= Exercise materials =
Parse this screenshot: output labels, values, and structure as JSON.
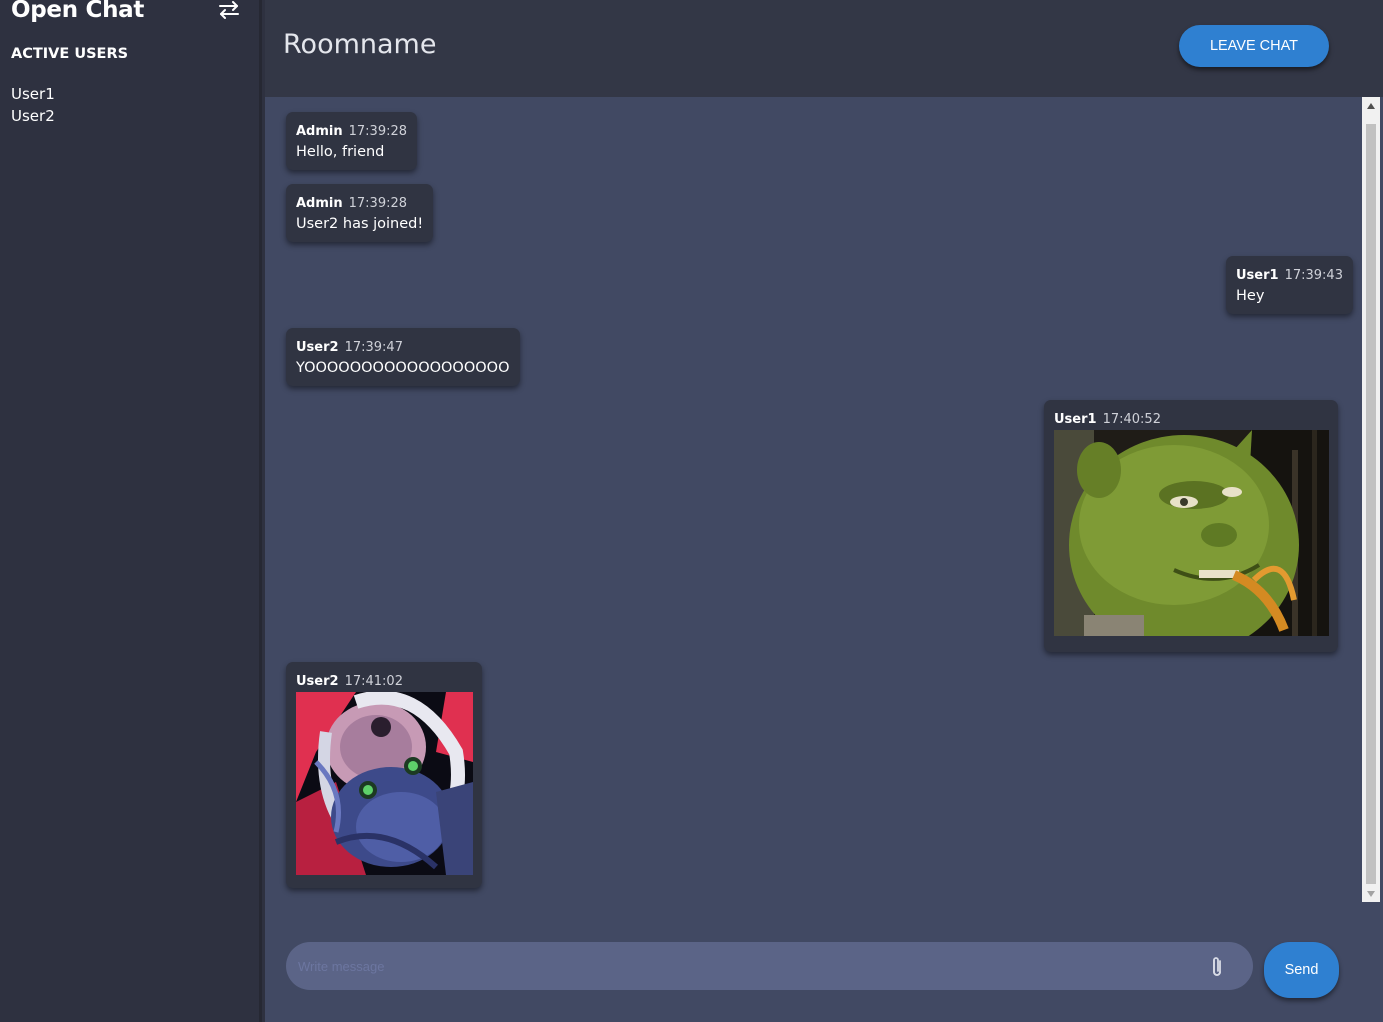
{
  "sidebar": {
    "app_title": "Open Chat",
    "switch_icon": "swap-arrows-icon",
    "users_heading": "ACTIVE USERS",
    "users": [
      "User1",
      "User2"
    ]
  },
  "header": {
    "room_title": "Roomname",
    "leave_label": "LEAVE CHAT"
  },
  "messages": [
    {
      "author": "Admin",
      "time": "17:39:28",
      "text": "Hello, friend",
      "side": "left"
    },
    {
      "author": "Admin",
      "time": "17:39:28",
      "text": "User2 has joined!",
      "side": "left"
    },
    {
      "author": "User1",
      "time": "17:39:43",
      "text": "Hey",
      "side": "right"
    },
    {
      "author": "User2",
      "time": "17:39:47",
      "text": "YOOOOOOOOOOOOOOOOOO",
      "side": "left"
    },
    {
      "author": "User1",
      "time": "17:40:52",
      "image": "shrek-meme-image",
      "side": "right"
    },
    {
      "author": "User2",
      "time": "17:41:02",
      "image": "anime-character-image",
      "side": "left"
    }
  ],
  "compose": {
    "placeholder": "Write message",
    "attach_icon": "paperclip-icon",
    "send_label": "Send"
  },
  "colors": {
    "sidebar_bg": "#2e3140",
    "header_bg": "#333746",
    "chat_bg": "#414963",
    "bubble_bg": "#303442",
    "accent": "#2f80d1",
    "input_bg": "#5b6487"
  }
}
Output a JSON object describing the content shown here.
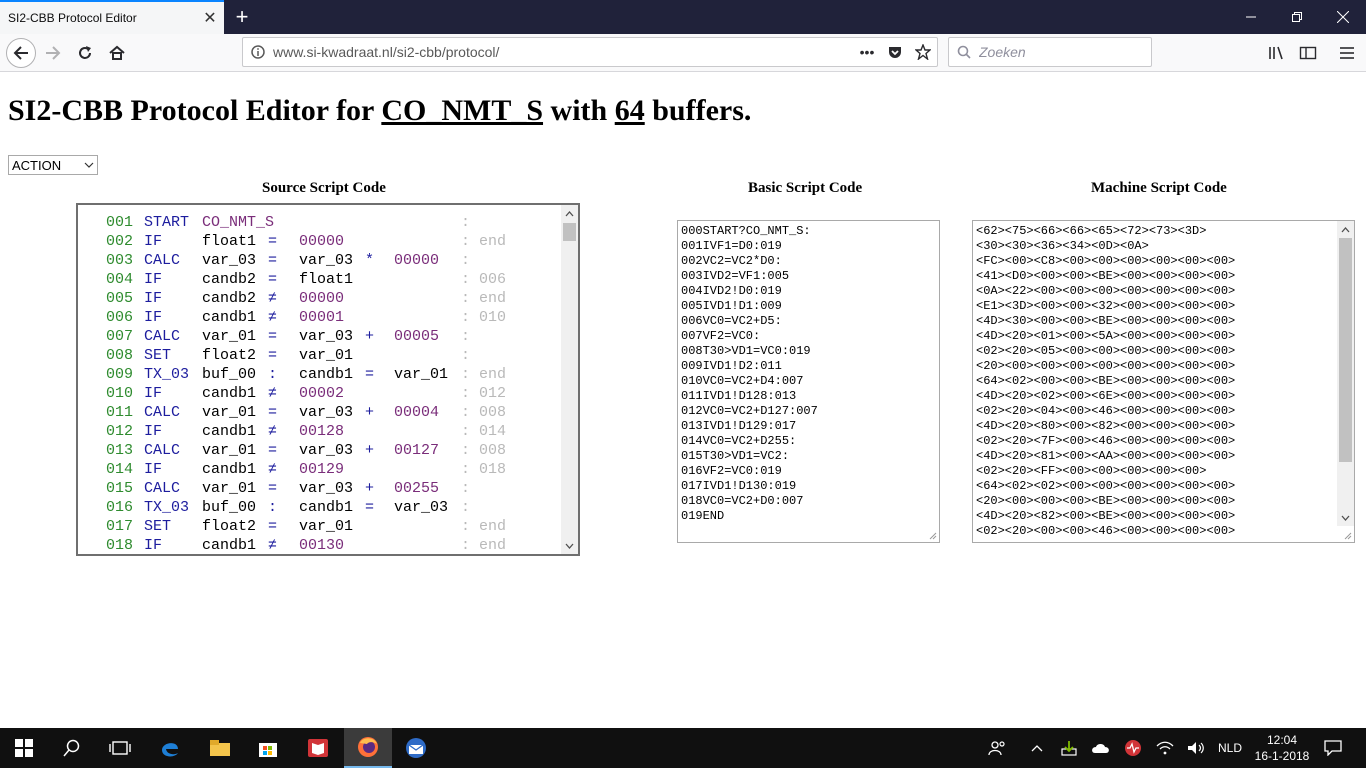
{
  "browser": {
    "tab_title": "SI2-CBB Protocol Editor",
    "url": "www.si-kwadraat.nl/si2-cbb/protocol/",
    "search_placeholder": "Zoeken"
  },
  "page": {
    "title_prefix": "SI2-CBB Protocol Editor for ",
    "title_protocol": "CO_NMT_S",
    "title_mid": " with ",
    "title_buffers": "64",
    "title_suffix": " buffers.",
    "action_select": "ACTION",
    "headings": {
      "source": "Source Script Code",
      "basic": "Basic Script Code",
      "machine": "Machine Script Code"
    }
  },
  "source_lines": [
    {
      "num": "001",
      "kw": "START",
      "a": "CO_NMT_S",
      "b": "",
      "c": "",
      "d": "",
      "e": "",
      "ann": ":"
    },
    {
      "num": "002",
      "kw": "IF",
      "a": "float1",
      "b": "=",
      "c": "00000",
      "d": "",
      "e": "",
      "ann": ": end"
    },
    {
      "num": "003",
      "kw": "CALC",
      "a": "var_03",
      "b": "=",
      "c": "var_03",
      "d": "*",
      "e": "00000",
      "ann": ":"
    },
    {
      "num": "004",
      "kw": "IF",
      "a": "candb2",
      "b": "=",
      "c": "float1",
      "d": "",
      "e": "",
      "ann": ": 006"
    },
    {
      "num": "005",
      "kw": "IF",
      "a": "candb2",
      "b": "≠",
      "c": "00000",
      "d": "",
      "e": "",
      "ann": ": end"
    },
    {
      "num": "006",
      "kw": "IF",
      "a": "candb1",
      "b": "≠",
      "c": "00001",
      "d": "",
      "e": "",
      "ann": ": 010"
    },
    {
      "num": "007",
      "kw": "CALC",
      "a": "var_01",
      "b": "=",
      "c": "var_03",
      "d": "+",
      "e": "00005",
      "ann": ":"
    },
    {
      "num": "008",
      "kw": "SET",
      "a": "float2",
      "b": "=",
      "c": "var_01",
      "d": "",
      "e": "",
      "ann": ":"
    },
    {
      "num": "009",
      "kw": "TX_03",
      "a": "buf_00",
      "b": ":",
      "c": "candb1",
      "d": "=",
      "e": "var_01",
      "ann": ": end"
    },
    {
      "num": "010",
      "kw": "IF",
      "a": "candb1",
      "b": "≠",
      "c": "00002",
      "d": "",
      "e": "",
      "ann": ": 012"
    },
    {
      "num": "011",
      "kw": "CALC",
      "a": "var_01",
      "b": "=",
      "c": "var_03",
      "d": "+",
      "e": "00004",
      "ann": ": 008"
    },
    {
      "num": "012",
      "kw": "IF",
      "a": "candb1",
      "b": "≠",
      "c": "00128",
      "d": "",
      "e": "",
      "ann": ": 014"
    },
    {
      "num": "013",
      "kw": "CALC",
      "a": "var_01",
      "b": "=",
      "c": "var_03",
      "d": "+",
      "e": "00127",
      "ann": ": 008"
    },
    {
      "num": "014",
      "kw": "IF",
      "a": "candb1",
      "b": "≠",
      "c": "00129",
      "d": "",
      "e": "",
      "ann": ": 018"
    },
    {
      "num": "015",
      "kw": "CALC",
      "a": "var_01",
      "b": "=",
      "c": "var_03",
      "d": "+",
      "e": "00255",
      "ann": ":"
    },
    {
      "num": "016",
      "kw": "TX_03",
      "a": "buf_00",
      "b": ":",
      "c": "candb1",
      "d": "=",
      "e": "var_03",
      "ann": ":"
    },
    {
      "num": "017",
      "kw": "SET",
      "a": "float2",
      "b": "=",
      "c": "var_01",
      "d": "",
      "e": "",
      "ann": ": end"
    },
    {
      "num": "018",
      "kw": "IF",
      "a": "candb1",
      "b": "≠",
      "c": "00130",
      "d": "",
      "e": "",
      "ann": ": end"
    }
  ],
  "basic_lines": [
    "000START?CO_NMT_S:",
    "001IVF1=D0:019",
    "002VC2=VC2*D0:",
    "003IVD2=VF1:005",
    "004IVD2!D0:019",
    "005IVD1!D1:009",
    "006VC0=VC2+D5:",
    "007VF2=VC0:",
    "008T30>VD1=VC0:019",
    "009IVD1!D2:011",
    "010VC0=VC2+D4:007",
    "011IVD1!D128:013",
    "012VC0=VC2+D127:007",
    "013IVD1!D129:017",
    "014VC0=VC2+D255:",
    "015T30>VD1=VC2:",
    "016VF2=VC0:019",
    "017IVD1!D130:019",
    "018VC0=VC2+D0:007",
    "019END"
  ],
  "machine_lines": [
    "<62><75><66><66><65><72><73><3D>",
    "<30><30><36><34><0D><0A>",
    "<FC><00><C8><00><00><00><00><00><00>",
    "<41><D0><00><00><BE><00><00><00><00>",
    "<0A><22><00><00><00><00><00><00><00>",
    "<E1><3D><00><00><32><00><00><00><00>",
    "<4D><30><00><00><BE><00><00><00><00>",
    "<4D><20><01><00><5A><00><00><00><00>",
    "<02><20><05><00><00><00><00><00><00>",
    "<20><00><00><00><00><00><00><00><00>",
    "<64><02><00><00><BE><00><00><00><00>",
    "<4D><20><02><00><6E><00><00><00><00>",
    "<02><20><04><00><46><00><00><00><00>",
    "<4D><20><80><00><82><00><00><00><00>",
    "<02><20><7F><00><46><00><00><00><00>",
    "<4D><20><81><00><AA><00><00><00><00>",
    "<02><20><FF><00><00><00><00><00>",
    "<64><02><02><00><00><00><00><00><00>",
    "<20><00><00><00><BE><00><00><00><00>",
    "<4D><20><82><00><BE><00><00><00><00>",
    "<02><20><00><00><46><00><00><00><00>"
  ],
  "taskbar": {
    "lang": "NLD",
    "time": "12:04",
    "date": "16-1-2018"
  }
}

= Goal =
Transcribe every entry word for word, but omit the pictures.

= Exercise answer =
Parse this screenshot: output labels, values, and structure as JSON.
{
  "sidebar": {
    "app_title": "Open Chat",
    "switch_icon": "swap-arrows-icon",
    "users_heading": "ACTIVE USERS",
    "users": [
      "User1",
      "User2"
    ]
  },
  "header": {
    "room_title": "Roomname",
    "leave_label": "LEAVE CHAT"
  },
  "messages": [
    {
      "author": "Admin",
      "time": "17:39:28",
      "text": "Hello, friend",
      "side": "left"
    },
    {
      "author": "Admin",
      "time": "17:39:28",
      "text": "User2 has joined!",
      "side": "left"
    },
    {
      "author": "User1",
      "time": "17:39:43",
      "text": "Hey",
      "side": "right"
    },
    {
      "author": "User2",
      "time": "17:39:47",
      "text": "YOOOOOOOOOOOOOOOOOO",
      "side": "left"
    },
    {
      "author": "User1",
      "time": "17:40:52",
      "image": "shrek-meme-image",
      "side": "right"
    },
    {
      "author": "User2",
      "time": "17:41:02",
      "image": "anime-character-image",
      "side": "left"
    }
  ],
  "compose": {
    "placeholder": "Write message",
    "attach_icon": "paperclip-icon",
    "send_label": "Send"
  },
  "colors": {
    "sidebar_bg": "#2e3140",
    "header_bg": "#333746",
    "chat_bg": "#414963",
    "bubble_bg": "#303442",
    "accent": "#2f80d1",
    "input_bg": "#5b6487"
  }
}
Output a JSON object describing the content shown here.
{
  "browser": {
    "tab_title": "SI2-CBB Protocol Editor",
    "url": "www.si-kwadraat.nl/si2-cbb/protocol/",
    "search_placeholder": "Zoeken"
  },
  "page": {
    "title_prefix": "SI2-CBB Protocol Editor for ",
    "title_protocol": "CO_NMT_S",
    "title_mid": " with ",
    "title_buffers": "64",
    "title_suffix": " buffers.",
    "action_select": "ACTION",
    "headings": {
      "source": "Source Script Code",
      "basic": "Basic Script Code",
      "machine": "Machine Script Code"
    }
  },
  "source_lines": [
    {
      "num": "001",
      "kw": "START",
      "a": "CO_NMT_S",
      "b": "",
      "c": "",
      "d": "",
      "e": "",
      "ann": ":"
    },
    {
      "num": "002",
      "kw": "IF",
      "a": "float1",
      "b": "=",
      "c": "00000",
      "d": "",
      "e": "",
      "ann": ": end"
    },
    {
      "num": "003",
      "kw": "CALC",
      "a": "var_03",
      "b": "=",
      "c": "var_03",
      "d": "*",
      "e": "00000",
      "ann": ":"
    },
    {
      "num": "004",
      "kw": "IF",
      "a": "candb2",
      "b": "=",
      "c": "float1",
      "d": "",
      "e": "",
      "ann": ": 006"
    },
    {
      "num": "005",
      "kw": "IF",
      "a": "candb2",
      "b": "≠",
      "c": "00000",
      "d": "",
      "e": "",
      "ann": ": end"
    },
    {
      "num": "006",
      "kw": "IF",
      "a": "candb1",
      "b": "≠",
      "c": "00001",
      "d": "",
      "e": "",
      "ann": ": 010"
    },
    {
      "num": "007",
      "kw": "CALC",
      "a": "var_01",
      "b": "=",
      "c": "var_03",
      "d": "+",
      "e": "00005",
      "ann": ":"
    },
    {
      "num": "008",
      "kw": "SET",
      "a": "float2",
      "b": "=",
      "c": "var_01",
      "d": "",
      "e": "",
      "ann": ":"
    },
    {
      "num": "009",
      "kw": "TX_03",
      "a": "buf_00",
      "b": ":",
      "c": "candb1",
      "d": "=",
      "e": "var_01",
      "ann": ": end"
    },
    {
      "num": "010",
      "kw": "IF",
      "a": "candb1",
      "b": "≠",
      "c": "00002",
      "d": "",
      "e": "",
      "ann": ": 012"
    },
    {
      "num": "011",
      "kw": "CALC",
      "a": "var_01",
      "b": "=",
      "c": "var_03",
      "d": "+",
      "e": "00004",
      "ann": ": 008"
    },
    {
      "num": "012",
      "kw": "IF",
      "a": "candb1",
      "b": "≠",
      "c": "00128",
      "d": "",
      "e": "",
      "ann": ": 014"
    },
    {
      "num": "013",
      "kw": "CALC",
      "a": "var_01",
      "b": "=",
      "c": "var_03",
      "d": "+",
      "e": "00127",
      "ann": ": 008"
    },
    {
      "num": "014",
      "kw": "IF",
      "a": "candb1",
      "b": "≠",
      "c": "00129",
      "d": "",
      "e": "",
      "ann": ": 018"
    },
    {
      "num": "015",
      "kw": "CALC",
      "a": "var_01",
      "b": "=",
      "c": "var_03",
      "d": "+",
      "e": "00255",
      "ann": ":"
    },
    {
      "num": "016",
      "kw": "TX_03",
      "a": "buf_00",
      "b": ":",
      "c": "candb1",
      "d": "=",
      "e": "var_03",
      "ann": ":"
    },
    {
      "num": "017",
      "kw": "SET",
      "a": "float2",
      "b": "=",
      "c": "var_01",
      "d": "",
      "e": "",
      "ann": ": end"
    },
    {
      "num": "018",
      "kw": "IF",
      "a": "candb1",
      "b": "≠",
      "c": "00130",
      "d": "",
      "e": "",
      "ann": ": end"
    }
  ],
  "basic_lines": [
    "000START?CO_NMT_S:",
    "001IVF1=D0:019",
    "002VC2=VC2*D0:",
    "003IVD2=VF1:005",
    "004IVD2!D0:019",
    "005IVD1!D1:009",
    "006VC0=VC2+D5:",
    "007VF2=VC0:",
    "008T30>VD1=VC0:019",
    "009IVD1!D2:011",
    "010VC0=VC2+D4:007",
    "011IVD1!D128:013",
    "012VC0=VC2+D127:007",
    "013IVD1!D129:017",
    "014VC0=VC2+D255:",
    "015T30>VD1=VC2:",
    "016VF2=VC0:019",
    "017IVD1!D130:019",
    "018VC0=VC2+D0:007",
    "019END"
  ],
  "machine_lines": [
    "<62><75><66><66><65><72><73><3D>",
    "<30><30><36><34><0D><0A>",
    "<FC><00><C8><00><00><00><00><00><00>",
    "<41><D0><00><00><BE><00><00><00><00>",
    "<0A><22><00><00><00><00><00><00><00>",
    "<E1><3D><00><00><32><00><00><00><00>",
    "<4D><30><00><00><BE><00><00><00><00>",
    "<4D><20><01><00><5A><00><00><00><00>",
    "<02><20><05><00><00><00><00><00><00>",
    "<20><00><00><00><00><00><00><00><00>",
    "<64><02><00><00><BE><00><00><00><00>",
    "<4D><20><02><00><6E><00><00><00><00>",
    "<02><20><04><00><46><00><00><00><00>",
    "<4D><20><80><00><82><00><00><00><00>",
    "<02><20><7F><00><46><00><00><00><00>",
    "<4D><20><81><00><AA><00><00><00><00>",
    "<02><20><FF><00><00><00><00><00>",
    "<64><02><02><00><00><00><00><00><00>",
    "<20><00><00><00><BE><00><00><00><00>",
    "<4D><20><82><00><BE><00><00><00><00>",
    "<02><20><00><00><46><00><00><00><00>"
  ],
  "taskbar": {
    "lang": "NLD",
    "time": "12:04",
    "date": "16-1-2018"
  }
}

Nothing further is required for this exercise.